▶ _Stated exercise_
Print each line of the listing once more, precisely as given.

:::::

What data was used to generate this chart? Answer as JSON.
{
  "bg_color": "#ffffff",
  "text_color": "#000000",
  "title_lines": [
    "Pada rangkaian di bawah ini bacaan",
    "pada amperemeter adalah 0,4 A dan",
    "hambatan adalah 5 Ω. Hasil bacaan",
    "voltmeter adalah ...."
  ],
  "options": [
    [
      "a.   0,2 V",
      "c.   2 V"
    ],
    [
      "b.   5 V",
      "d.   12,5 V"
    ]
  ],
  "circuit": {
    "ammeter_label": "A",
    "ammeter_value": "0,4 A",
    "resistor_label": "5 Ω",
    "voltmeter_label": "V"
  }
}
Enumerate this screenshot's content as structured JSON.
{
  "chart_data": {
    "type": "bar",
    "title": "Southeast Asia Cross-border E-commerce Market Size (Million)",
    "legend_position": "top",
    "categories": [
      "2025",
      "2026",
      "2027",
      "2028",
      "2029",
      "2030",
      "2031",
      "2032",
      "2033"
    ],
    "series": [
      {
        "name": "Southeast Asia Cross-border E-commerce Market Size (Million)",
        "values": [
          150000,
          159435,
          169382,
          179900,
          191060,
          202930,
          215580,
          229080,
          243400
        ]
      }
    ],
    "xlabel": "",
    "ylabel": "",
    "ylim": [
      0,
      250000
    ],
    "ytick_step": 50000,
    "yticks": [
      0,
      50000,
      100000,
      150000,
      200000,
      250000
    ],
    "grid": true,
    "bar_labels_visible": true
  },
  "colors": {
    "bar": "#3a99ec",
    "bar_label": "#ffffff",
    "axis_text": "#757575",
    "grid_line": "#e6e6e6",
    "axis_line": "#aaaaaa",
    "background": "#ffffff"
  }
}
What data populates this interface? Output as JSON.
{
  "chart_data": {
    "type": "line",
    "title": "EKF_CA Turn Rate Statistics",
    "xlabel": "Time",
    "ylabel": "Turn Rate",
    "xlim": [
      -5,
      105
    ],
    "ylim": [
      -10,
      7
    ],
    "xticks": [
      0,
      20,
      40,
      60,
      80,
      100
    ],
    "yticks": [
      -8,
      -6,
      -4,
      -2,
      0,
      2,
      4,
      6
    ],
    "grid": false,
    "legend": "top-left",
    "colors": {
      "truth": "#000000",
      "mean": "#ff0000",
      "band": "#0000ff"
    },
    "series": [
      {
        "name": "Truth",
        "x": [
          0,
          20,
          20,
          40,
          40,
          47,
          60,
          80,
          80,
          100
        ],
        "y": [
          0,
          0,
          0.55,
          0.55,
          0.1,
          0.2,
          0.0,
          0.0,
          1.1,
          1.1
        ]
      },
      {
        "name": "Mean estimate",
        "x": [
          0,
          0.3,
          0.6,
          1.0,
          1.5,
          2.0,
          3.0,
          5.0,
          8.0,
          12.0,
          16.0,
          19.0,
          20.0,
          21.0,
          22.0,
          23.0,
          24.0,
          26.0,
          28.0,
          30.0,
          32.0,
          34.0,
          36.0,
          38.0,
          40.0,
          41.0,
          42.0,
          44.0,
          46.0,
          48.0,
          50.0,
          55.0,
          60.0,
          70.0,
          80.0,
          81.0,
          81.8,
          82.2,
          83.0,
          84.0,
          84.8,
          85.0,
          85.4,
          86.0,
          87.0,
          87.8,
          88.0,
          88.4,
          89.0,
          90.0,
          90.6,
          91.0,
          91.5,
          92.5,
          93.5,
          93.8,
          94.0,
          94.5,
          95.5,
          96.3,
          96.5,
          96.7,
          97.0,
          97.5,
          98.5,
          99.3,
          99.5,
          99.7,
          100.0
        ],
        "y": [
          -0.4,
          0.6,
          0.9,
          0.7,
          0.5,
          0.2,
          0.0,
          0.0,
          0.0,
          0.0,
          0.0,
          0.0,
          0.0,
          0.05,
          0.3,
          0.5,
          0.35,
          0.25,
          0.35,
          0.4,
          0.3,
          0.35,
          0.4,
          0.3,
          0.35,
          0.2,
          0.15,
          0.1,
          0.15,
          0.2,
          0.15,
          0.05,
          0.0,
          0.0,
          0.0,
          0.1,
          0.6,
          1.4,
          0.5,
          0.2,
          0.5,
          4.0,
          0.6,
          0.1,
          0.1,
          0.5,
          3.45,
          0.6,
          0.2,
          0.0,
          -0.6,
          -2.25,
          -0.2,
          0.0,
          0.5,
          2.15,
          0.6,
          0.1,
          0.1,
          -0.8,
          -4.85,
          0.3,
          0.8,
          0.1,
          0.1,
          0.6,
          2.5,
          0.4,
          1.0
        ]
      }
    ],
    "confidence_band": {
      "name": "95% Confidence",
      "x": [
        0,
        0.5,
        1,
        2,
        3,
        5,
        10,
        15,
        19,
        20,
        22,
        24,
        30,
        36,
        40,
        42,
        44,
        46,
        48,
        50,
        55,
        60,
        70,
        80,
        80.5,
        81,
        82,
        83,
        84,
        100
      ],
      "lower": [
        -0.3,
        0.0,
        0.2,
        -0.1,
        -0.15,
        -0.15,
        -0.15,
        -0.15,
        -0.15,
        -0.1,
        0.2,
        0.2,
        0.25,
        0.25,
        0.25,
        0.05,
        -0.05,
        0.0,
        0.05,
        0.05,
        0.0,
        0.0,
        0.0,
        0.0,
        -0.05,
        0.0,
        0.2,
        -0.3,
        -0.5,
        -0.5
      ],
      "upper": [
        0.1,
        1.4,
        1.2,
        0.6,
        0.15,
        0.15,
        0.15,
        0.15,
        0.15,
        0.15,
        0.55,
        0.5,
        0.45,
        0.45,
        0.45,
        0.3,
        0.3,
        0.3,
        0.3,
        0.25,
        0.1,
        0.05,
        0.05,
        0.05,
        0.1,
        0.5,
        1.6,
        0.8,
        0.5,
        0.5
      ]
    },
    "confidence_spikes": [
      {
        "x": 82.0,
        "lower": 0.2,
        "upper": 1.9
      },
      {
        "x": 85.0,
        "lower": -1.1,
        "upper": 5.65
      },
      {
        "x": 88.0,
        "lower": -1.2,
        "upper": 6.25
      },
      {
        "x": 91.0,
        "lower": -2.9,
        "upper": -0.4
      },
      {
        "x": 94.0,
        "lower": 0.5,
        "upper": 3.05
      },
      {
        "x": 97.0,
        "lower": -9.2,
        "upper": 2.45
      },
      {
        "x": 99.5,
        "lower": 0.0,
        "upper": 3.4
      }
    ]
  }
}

:::::

▶ _Solution_
What data was used to generate this chart? Answer as JSON.
{
  "bg_color": "#ffffff",
  "text_color": "#000000",
  "title_lines": [
    "Pada rangkaian di bawah ini bacaan",
    "pada amperemeter adalah 0,4 A dan",
    "hambatan adalah 5 Ω. Hasil bacaan",
    "voltmeter adalah ...."
  ],
  "options": [
    [
      "a.   0,2 V",
      "c.   2 V"
    ],
    [
      "b.   5 V",
      "d.   12,5 V"
    ]
  ],
  "circuit": {
    "ammeter_label": "A",
    "ammeter_value": "0,4 A",
    "resistor_label": "5 Ω",
    "voltmeter_label": "V"
  }
}
Enumerate this screenshot's content as structured JSON.
{
  "chart_data": {
    "type": "bar",
    "title": "Southeast Asia Cross-border E-commerce Market Size (Million)",
    "legend_position": "top",
    "categories": [
      "2025",
      "2026",
      "2027",
      "2028",
      "2029",
      "2030",
      "2031",
      "2032",
      "2033"
    ],
    "series": [
      {
        "name": "Southeast Asia Cross-border E-commerce Market Size (Million)",
        "values": [
          150000,
          159435,
          169382,
          179900,
          191060,
          202930,
          215580,
          229080,
          243400
        ]
      }
    ],
    "xlabel": "",
    "ylabel": "",
    "ylim": [
      0,
      250000
    ],
    "ytick_step": 50000,
    "yticks": [
      0,
      50000,
      100000,
      150000,
      200000,
      250000
    ],
    "grid": true,
    "bar_labels_visible": true
  },
  "colors": {
    "bar": "#3a99ec",
    "bar_label": "#ffffff",
    "axis_text": "#757575",
    "grid_line": "#e6e6e6",
    "axis_line": "#aaaaaa",
    "background": "#ffffff"
  }
}
What data populates this interface? Output as JSON.
{
  "chart_data": {
    "type": "line",
    "title": "EKF_CA Turn Rate Statistics",
    "xlabel": "Time",
    "ylabel": "Turn Rate",
    "xlim": [
      -5,
      105
    ],
    "ylim": [
      -10,
      7
    ],
    "xticks": [
      0,
      20,
      40,
      60,
      80,
      100
    ],
    "yticks": [
      -8,
      -6,
      -4,
      -2,
      0,
      2,
      4,
      6
    ],
    "grid": false,
    "legend": "top-left",
    "colors": {
      "truth": "#000000",
      "mean": "#ff0000",
      "band": "#0000ff"
    },
    "series": [
      {
        "name": "Truth",
        "x": [
          0,
          20,
          20,
          40,
          40,
          47,
          60,
          80,
          80,
          100
        ],
        "y": [
          0,
          0,
          0.55,
          0.55,
          0.1,
          0.2,
          0.0,
          0.0,
          1.1,
          1.1
        ]
      },
      {
        "name": "Mean estimate",
        "x": [
          0,
          0.3,
          0.6,
          1.0,
          1.5,
          2.0,
          3.0,
          5.0,
          8.0,
          12.0,
          16.0,
          19.0,
          20.0,
          21.0,
          22.0,
          23.0,
          24.0,
          26.0,
          28.0,
          30.0,
          32.0,
          34.0,
          36.0,
          38.0,
          40.0,
          41.0,
          42.0,
          44.0,
          46.0,
          48.0,
          50.0,
          55.0,
          60.0,
          70.0,
          80.0,
          81.0,
          81.8,
          82.2,
          83.0,
          84.0,
          84.8,
          85.0,
          85.4,
          86.0,
          87.0,
          87.8,
          88.0,
          88.4,
          89.0,
          90.0,
          90.6,
          91.0,
          91.5,
          92.5,
          93.5,
          93.8,
          94.0,
          94.5,
          95.5,
          96.3,
          96.5,
          96.7,
          97.0,
          97.5,
          98.5,
          99.3,
          99.5,
          99.7,
          100.0
        ],
        "y": [
          -0.4,
          0.6,
          0.9,
          0.7,
          0.5,
          0.2,
          0.0,
          0.0,
          0.0,
          0.0,
          0.0,
          0.0,
          0.0,
          0.05,
          0.3,
          0.5,
          0.35,
          0.25,
          0.35,
          0.4,
          0.3,
          0.35,
          0.4,
          0.3,
          0.35,
          0.2,
          0.15,
          0.1,
          0.15,
          0.2,
          0.15,
          0.05,
          0.0,
          0.0,
          0.0,
          0.1,
          0.6,
          1.4,
          0.5,
          0.2,
          0.5,
          4.0,
          0.6,
          0.1,
          0.1,
          0.5,
          3.45,
          0.6,
          0.2,
          0.0,
          -0.6,
          -2.25,
          -0.2,
          0.0,
          0.5,
          2.15,
          0.6,
          0.1,
          0.1,
          -0.8,
          -4.85,
          0.3,
          0.8,
          0.1,
          0.1,
          0.6,
          2.5,
          0.4,
          1.0
        ]
      }
    ],
    "confidence_band": {
      "name": "95% Confidence",
      "x": [
        0,
        0.5,
        1,
        2,
        3,
        5,
        10,
        15,
        19,
        20,
        22,
        24,
        30,
        36,
        40,
        42,
        44,
        46,
        48,
        50,
        55,
        60,
        70,
        80,
        80.5,
        81,
        82,
        83,
        84,
        100
      ],
      "lower": [
        -0.3,
        0.0,
        0.2,
        -0.1,
        -0.15,
        -0.15,
        -0.15,
        -0.15,
        -0.15,
        -0.1,
        0.2,
        0.2,
        0.25,
        0.25,
        0.25,
        0.05,
        -0.05,
        0.0,
        0.05,
        0.05,
        0.0,
        0.0,
        0.0,
        0.0,
        -0.05,
        0.0,
        0.2,
        -0.3,
        -0.5,
        -0.5
      ],
      "upper": [
        0.1,
        1.4,
        1.2,
        0.6,
        0.15,
        0.15,
        0.15,
        0.15,
        0.15,
        0.15,
        0.55,
        0.5,
        0.45,
        0.45,
        0.45,
        0.3,
        0.3,
        0.3,
        0.3,
        0.25,
        0.1,
        0.05,
        0.05,
        0.05,
        0.1,
        0.5,
        1.6,
        0.8,
        0.5,
        0.5
      ]
    },
    "confidence_spikes": [
      {
        "x": 82.0,
        "lower": 0.2,
        "upper": 1.9
      },
      {
        "x": 85.0,
        "lower": -1.1,
        "upper": 5.65
      },
      {
        "x": 88.0,
        "lower": -1.2,
        "upper": 6.25
      },
      {
        "x": 91.0,
        "lower": -2.9,
        "upper": -0.4
      },
      {
        "x": 94.0,
        "lower": 0.5,
        "upper": 3.05
      },
      {
        "x": 97.0,
        "lower": -9.2,
        "upper": 2.45
      },
      {
        "x": 99.5,
        "lower": 0.0,
        "upper": 3.4
      }
    ]
  }
}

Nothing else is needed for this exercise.